### EXERCISE
Among the lines of this listing, determine how many contain the string "text". Answer with the number only.

### RECORDS FOR THE EXERCISE
--- BEGIN ---
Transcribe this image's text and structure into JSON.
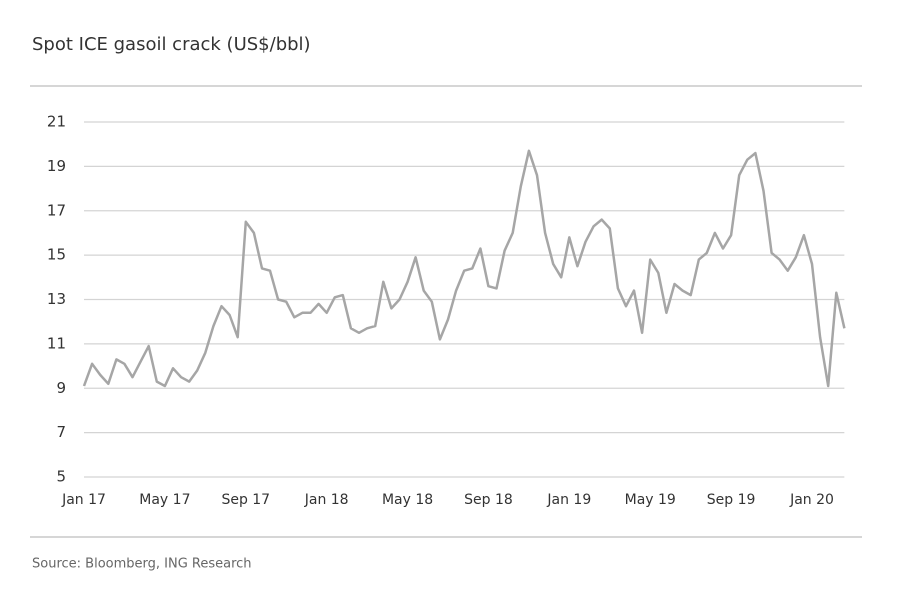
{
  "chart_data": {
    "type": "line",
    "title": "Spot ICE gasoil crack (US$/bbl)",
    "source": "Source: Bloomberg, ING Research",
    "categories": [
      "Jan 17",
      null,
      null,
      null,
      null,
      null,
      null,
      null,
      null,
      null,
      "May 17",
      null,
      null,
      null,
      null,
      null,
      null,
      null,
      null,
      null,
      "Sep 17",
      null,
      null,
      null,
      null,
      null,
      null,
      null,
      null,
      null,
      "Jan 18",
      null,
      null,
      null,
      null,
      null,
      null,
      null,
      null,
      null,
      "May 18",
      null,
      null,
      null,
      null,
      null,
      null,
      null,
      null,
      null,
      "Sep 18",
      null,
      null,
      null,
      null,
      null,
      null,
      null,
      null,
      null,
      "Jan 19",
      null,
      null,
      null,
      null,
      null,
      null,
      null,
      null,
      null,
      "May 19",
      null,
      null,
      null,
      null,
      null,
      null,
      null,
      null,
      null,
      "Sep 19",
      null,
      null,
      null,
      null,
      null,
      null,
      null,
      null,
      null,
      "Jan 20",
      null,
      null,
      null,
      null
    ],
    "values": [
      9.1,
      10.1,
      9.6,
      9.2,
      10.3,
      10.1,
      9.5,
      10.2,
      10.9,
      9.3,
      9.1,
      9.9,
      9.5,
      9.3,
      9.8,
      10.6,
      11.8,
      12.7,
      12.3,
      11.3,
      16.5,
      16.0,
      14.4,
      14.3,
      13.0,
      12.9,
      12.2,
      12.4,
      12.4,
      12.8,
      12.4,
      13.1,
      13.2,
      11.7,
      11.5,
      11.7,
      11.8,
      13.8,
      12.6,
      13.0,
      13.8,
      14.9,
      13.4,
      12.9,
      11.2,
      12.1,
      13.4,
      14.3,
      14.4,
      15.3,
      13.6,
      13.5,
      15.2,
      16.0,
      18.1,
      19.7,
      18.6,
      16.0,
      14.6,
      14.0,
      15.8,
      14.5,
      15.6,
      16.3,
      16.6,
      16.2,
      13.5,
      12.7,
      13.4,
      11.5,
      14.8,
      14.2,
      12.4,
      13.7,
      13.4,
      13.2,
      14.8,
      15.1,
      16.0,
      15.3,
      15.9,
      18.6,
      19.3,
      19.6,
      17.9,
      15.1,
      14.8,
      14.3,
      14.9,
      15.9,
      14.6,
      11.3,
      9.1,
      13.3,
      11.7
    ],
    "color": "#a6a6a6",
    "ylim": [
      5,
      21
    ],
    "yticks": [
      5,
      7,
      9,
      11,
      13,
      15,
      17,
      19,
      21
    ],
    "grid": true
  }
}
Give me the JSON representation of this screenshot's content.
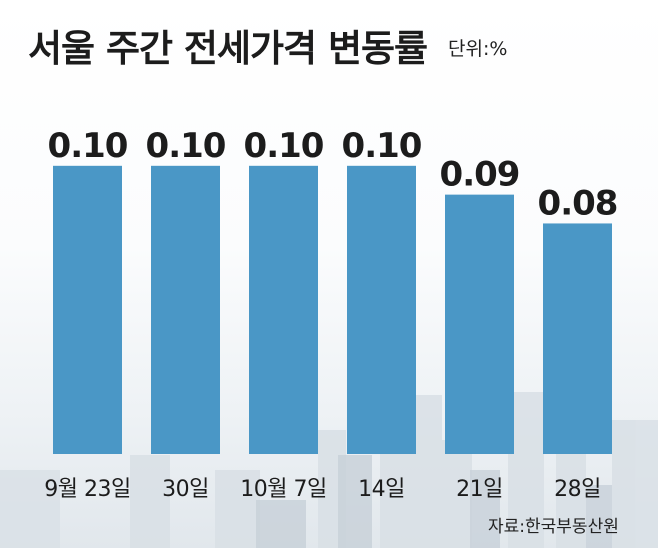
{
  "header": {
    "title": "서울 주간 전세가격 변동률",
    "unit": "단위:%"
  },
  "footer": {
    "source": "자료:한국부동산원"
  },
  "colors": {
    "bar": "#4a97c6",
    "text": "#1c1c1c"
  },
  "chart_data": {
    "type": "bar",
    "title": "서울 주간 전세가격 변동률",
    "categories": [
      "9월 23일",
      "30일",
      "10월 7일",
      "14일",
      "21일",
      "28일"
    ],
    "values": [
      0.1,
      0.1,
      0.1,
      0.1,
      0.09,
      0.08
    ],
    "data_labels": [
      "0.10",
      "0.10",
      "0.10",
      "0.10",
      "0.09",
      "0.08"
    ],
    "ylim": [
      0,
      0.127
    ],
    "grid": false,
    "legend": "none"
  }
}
--- END ---
### RESPONSE TO THE EXERCISE
2